When we willfully hold
our breaths, the feeling of doom is absent, because we are in control. If I
fill my lungs up as much as possible and hold my breath in an attempt to stop
an attack of hiccups, for a moment the area around my heart and lungs feels
super-oxygenated. It seems like my vision becomes clearer, colors slightly
brighter. I become aware of the blood flow up and out of my chest and down
through my arms and fingers. When I know it’s time to take a breath or else,
it’s in my throat and ears that I feel it. Pressure, deafness, desperation. Out
goes the breath, in comes more oxygen, and surprise! I have held my diaphragm
perfectly still for long enough that it has forgotten to have the hiccups. It’s
the same principle at work as when we have an x-ray or a mammogram (although I
suspect that they make us hold our breaths during a mammogram so we won’t
scream and scare the patients in the waiting room.): holding your breath
renders you perfectly still. A perfectly still subject will provide a clear
image, in focus.
Imagine being a
photographic subject in the early 1800s, when photography was in its infancy.
You’ve taken a bath, put on all of the very finest clothing and accessories
that you own, labored over the tidiness and fashionability of your hair and/or
mustache. . Your corset may be tighter than usual, because you want to show
yourself in the most impressive possible light to future generations. You’ve
laid out a considerable sum of money to have an image made of yourself by which
history and your descendants will remember you....maybe the only such image of
you that will ever be made. The shutter stays open for several seconds,
anywhere up to a minute, and you must sit or stand completely still. You must
be sure to arrange your face in a natural way, severe or pleasant depending on
how you want to be remembered. You probably won’t show your teeth; nobody seems
to. As you sit or stand perfectly still, you may not be holding your breath,
but you will be trying not to blink. And you will be thinking about all of
these things for the seconds that the shutter is open.
When the pressure gets
to be too much, we need to take a breather. When we remove ourselves from the
source of our stress, we can breathe freely. Maybe this is why we love to take
vacations in locations that are full of wonderful smells. There’s the ocean,
with all of its clean scents tinged with a faint trace of fish and marsh mud:
salt water, and the ever-present wind laden with tiny droplets of briny
moisture that quickly become an essential part of your hair, skin, and clothes.

▶ [EXERCISE DESCRIPTION] Carry on the essay on breathing from its last sentence. The material has no connection to the essay on breathing.

▶ [EXTRACTED RECORDS]
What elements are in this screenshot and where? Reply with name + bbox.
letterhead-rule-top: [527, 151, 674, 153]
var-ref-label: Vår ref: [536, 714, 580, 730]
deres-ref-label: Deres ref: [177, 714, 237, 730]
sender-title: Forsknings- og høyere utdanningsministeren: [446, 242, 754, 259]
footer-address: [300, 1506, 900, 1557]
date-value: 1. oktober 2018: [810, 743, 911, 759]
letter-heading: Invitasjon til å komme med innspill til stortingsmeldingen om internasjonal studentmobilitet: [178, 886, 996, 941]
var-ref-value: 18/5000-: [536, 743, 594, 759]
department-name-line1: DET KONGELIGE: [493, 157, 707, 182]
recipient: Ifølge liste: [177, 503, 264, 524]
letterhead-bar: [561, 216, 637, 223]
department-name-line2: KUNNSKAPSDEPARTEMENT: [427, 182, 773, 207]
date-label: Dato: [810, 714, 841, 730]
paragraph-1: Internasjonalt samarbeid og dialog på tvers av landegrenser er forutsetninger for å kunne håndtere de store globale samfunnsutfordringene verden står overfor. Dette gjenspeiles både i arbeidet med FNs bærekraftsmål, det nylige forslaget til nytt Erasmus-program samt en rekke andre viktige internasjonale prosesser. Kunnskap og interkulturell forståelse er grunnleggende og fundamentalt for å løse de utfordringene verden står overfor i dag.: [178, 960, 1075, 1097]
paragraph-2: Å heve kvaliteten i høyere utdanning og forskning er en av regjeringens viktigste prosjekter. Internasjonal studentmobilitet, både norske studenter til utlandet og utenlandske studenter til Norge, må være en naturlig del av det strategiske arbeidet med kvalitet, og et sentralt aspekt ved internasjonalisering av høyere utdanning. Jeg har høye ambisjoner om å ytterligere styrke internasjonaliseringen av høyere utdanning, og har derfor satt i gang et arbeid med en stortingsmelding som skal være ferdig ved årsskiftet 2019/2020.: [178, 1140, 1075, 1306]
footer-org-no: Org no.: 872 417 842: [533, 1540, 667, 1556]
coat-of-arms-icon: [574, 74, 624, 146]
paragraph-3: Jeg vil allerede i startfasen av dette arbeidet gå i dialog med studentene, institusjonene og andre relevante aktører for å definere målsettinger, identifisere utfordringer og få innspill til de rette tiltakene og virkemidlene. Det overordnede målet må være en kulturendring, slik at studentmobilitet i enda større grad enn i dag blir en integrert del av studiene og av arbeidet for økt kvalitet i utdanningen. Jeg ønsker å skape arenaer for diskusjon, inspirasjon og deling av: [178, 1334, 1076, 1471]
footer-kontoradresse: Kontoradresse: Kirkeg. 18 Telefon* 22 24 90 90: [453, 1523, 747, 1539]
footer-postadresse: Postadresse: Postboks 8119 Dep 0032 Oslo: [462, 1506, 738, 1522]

▶ [TASK RESULT]
At night, there are the pine trees that release their sharp fragrance in the
wind that is forever blowing through their long, soft needles with a gentle
tossing sound, faintly whistling like a breath over the top of a beer bottle.
The smell of sun-warmed tar and gasoline hovers around the dock in the
afternoon, and makes you think of ropes and planks and sturdy shoes. Or maybe
you retreat to the woods on a mountain, where you will sit on a porch, stare at
the trees, and enjoy a parade of scents as they waft past your stressed-out
nostrils: hidden honeysuckle and glow-in-the-dark blackberry blossoms, the
almost exotic patchouli-like aroma of dark brown humus formed from decades of
slowly decaying leaves and bark, the peculiar and unmistakable ozone scent of
an imminent thunderstorm. And then there is the clean, woody, rocky, herby,
mineral smell of creek water. It smells like turtles and winking sunlight
filtered through green leaves.
“Now, breathe.” The
orange light speaks again, and the table slowly slides back out of the shallow
tube. Only a second or two has passed.
Two days later, I sit
with my doctor in front of his laptop as he shows me image after image of my
heart, liver, stomach, kidneys, uterus, vena cava and aorta, as they slowly
spin in time-stop animation, precisely arranged and coiled around the bright
white vertebra, cradled in the sharp- edged frame of the pelvis, perfectly
clear, delicately shaded and detailed.